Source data
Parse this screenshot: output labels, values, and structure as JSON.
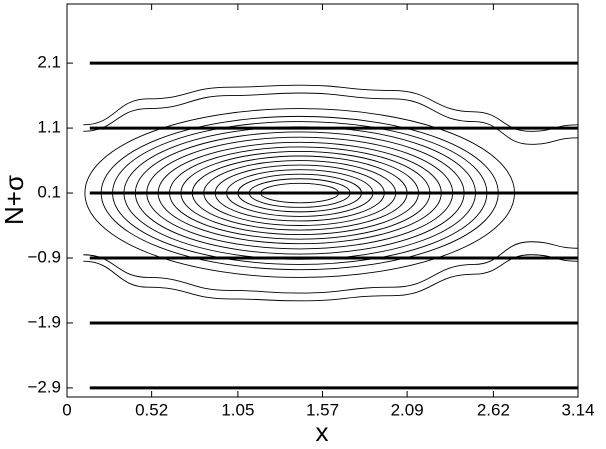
{
  "chart_data": {
    "type": "contour",
    "x_label": "x",
    "y_label": "N+σ",
    "xlim": [
      0,
      3.14
    ],
    "ylim": [
      -3.04,
      3.01
    ],
    "xticks": [
      0,
      0.52,
      1.05,
      1.57,
      2.09,
      2.62,
      3.14
    ],
    "yticks": [
      {
        "value": -2.9,
        "label": "−2.9"
      },
      {
        "value": -1.9,
        "label": "−1.9"
      },
      {
        "value": -0.9,
        "label": "−0.9"
      },
      0.1,
      1.1,
      2.1
    ],
    "hlines": {
      "values": [
        2.1,
        1.1,
        0.1,
        -0.9,
        -1.9,
        -2.9
      ],
      "x": [
        0.14,
        3.14
      ],
      "color": "#000000"
    },
    "contours": {
      "center": [
        1.43,
        0.1
      ],
      "color": "#000000",
      "rx": [
        0.24,
        0.31,
        0.38,
        0.45,
        0.52,
        0.59,
        0.66,
        0.73,
        0.8,
        0.87,
        0.94,
        1.01,
        1.08,
        1.15,
        1.22,
        1.32
      ],
      "ry": [
        0.15,
        0.22,
        0.29,
        0.36,
        0.43,
        0.5,
        0.57,
        0.64,
        0.71,
        0.78,
        0.86,
        0.94,
        1.02,
        1.1,
        1.18,
        1.3
      ]
    },
    "open_contours": [
      {
        "x": [
          0.1,
          0.5,
          1.0,
          1.43,
          2.0,
          2.5,
          2.85,
          3.14
        ],
        "y": [
          1.15,
          1.55,
          1.73,
          1.76,
          1.68,
          1.35,
          1.05,
          1.15
        ]
      },
      {
        "x": [
          0.1,
          0.5,
          1.0,
          1.43,
          2.0,
          2.5,
          2.85,
          3.14
        ],
        "y": [
          1.05,
          1.4,
          1.6,
          1.64,
          1.55,
          1.2,
          0.85,
          0.95
        ]
      },
      {
        "x": [
          0.1,
          0.5,
          1.0,
          1.43,
          2.0,
          2.5,
          2.85,
          3.14
        ],
        "y": [
          -0.95,
          -1.35,
          -1.53,
          -1.56,
          -1.48,
          -1.15,
          -0.85,
          -0.95
        ]
      },
      {
        "x": [
          0.1,
          0.5,
          1.0,
          1.43,
          2.0,
          2.5,
          2.85,
          3.14
        ],
        "y": [
          -0.85,
          -1.2,
          -1.4,
          -1.44,
          -1.35,
          -1.0,
          -0.65,
          -0.75
        ]
      }
    ]
  }
}
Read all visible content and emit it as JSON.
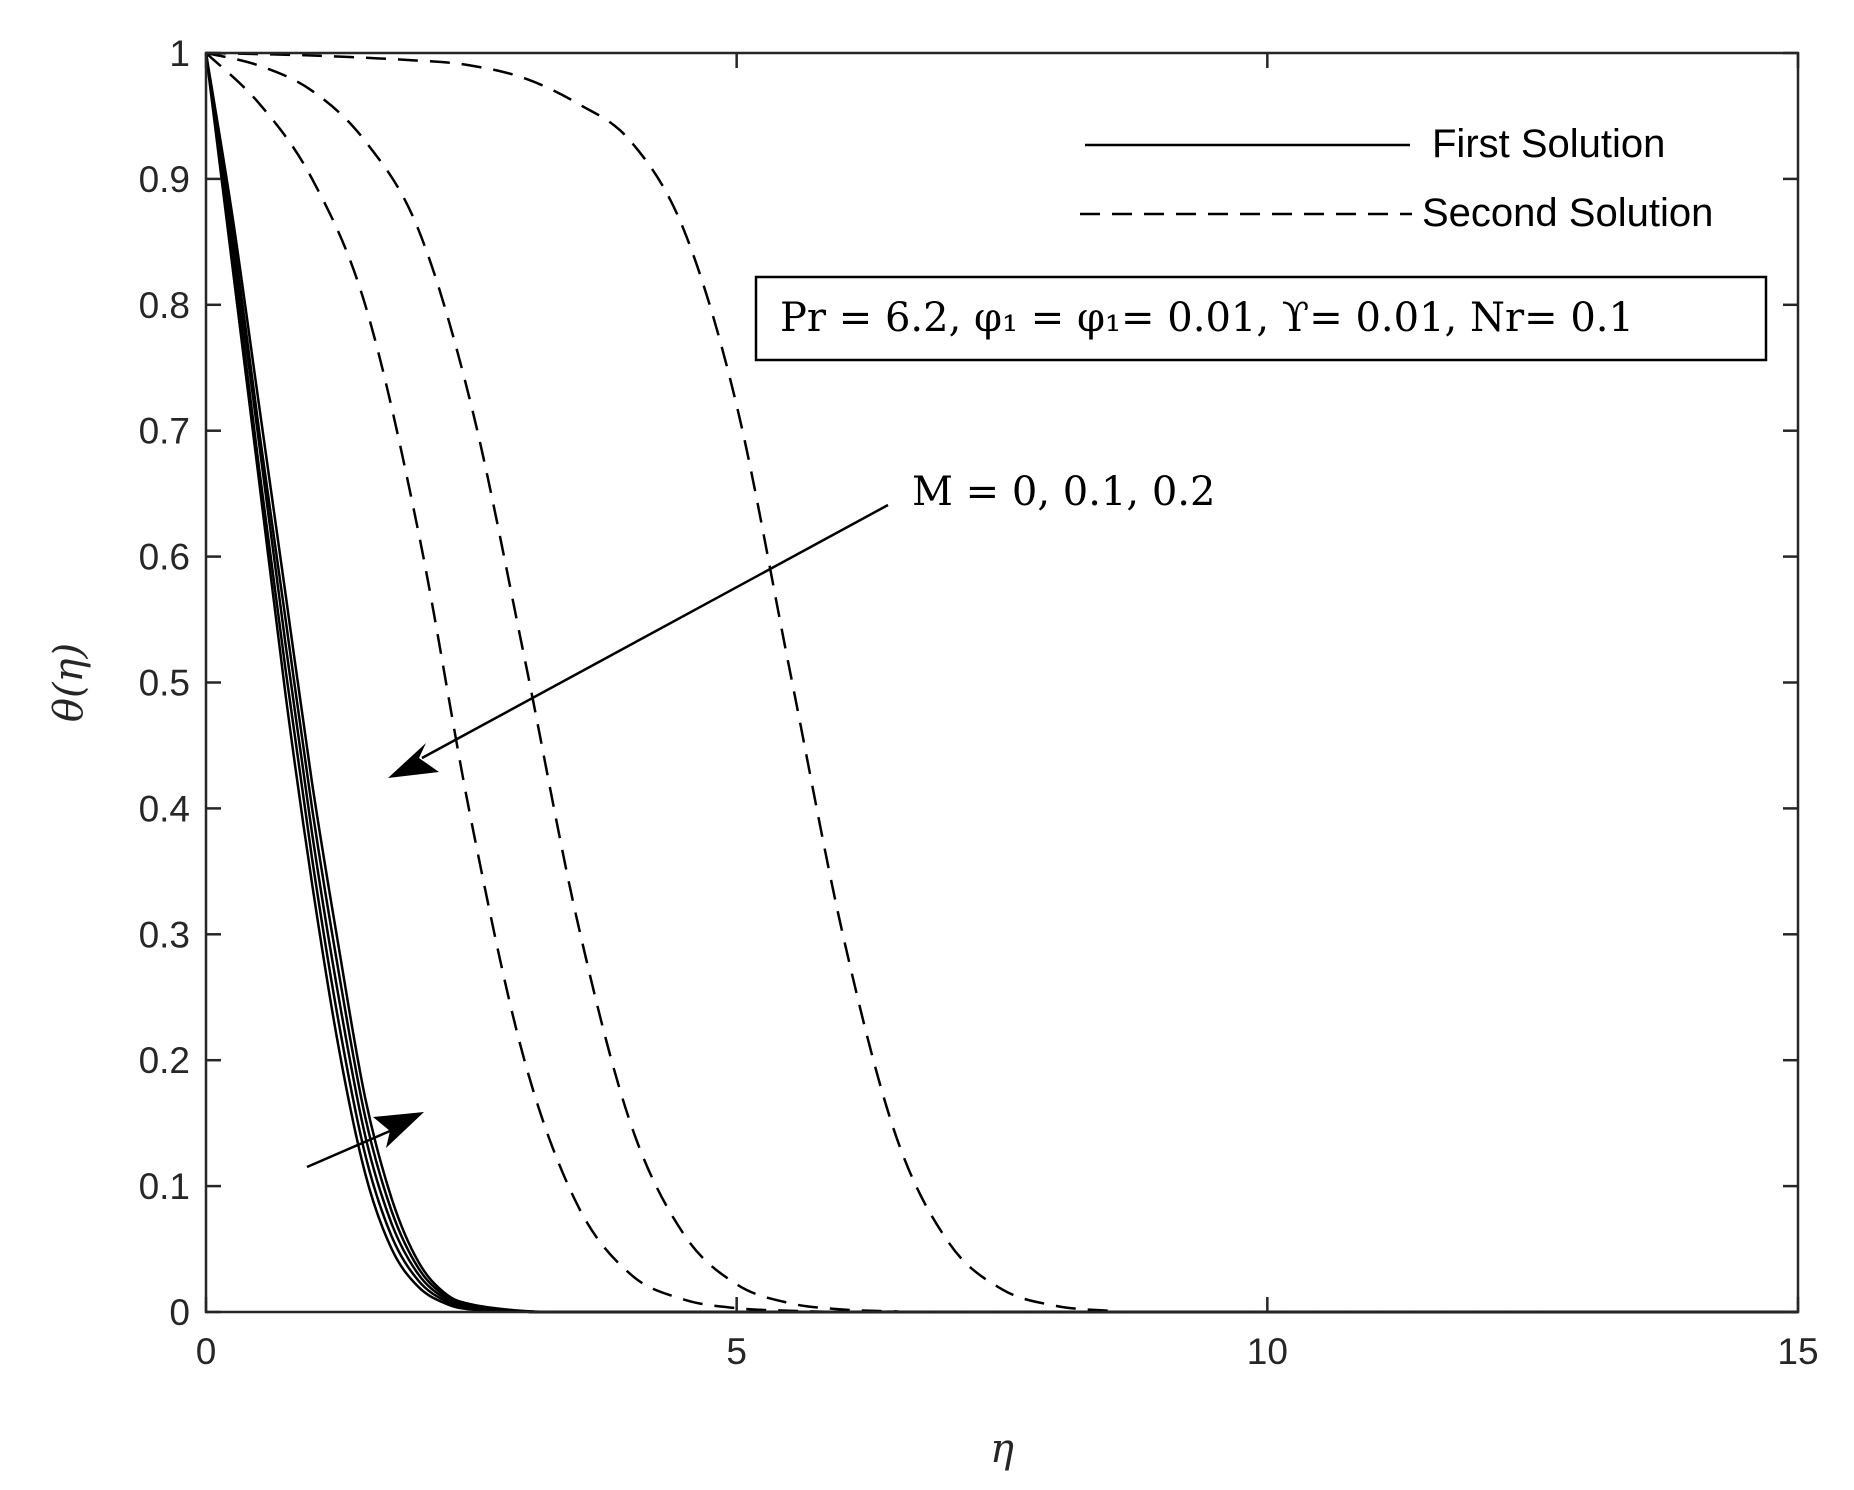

▸ Task brief:
Find each line holding the word "values" and copy it.

▸ Exercise answer:
Parse this screenshot: output labels, values, and structure as JSON.
      "values": [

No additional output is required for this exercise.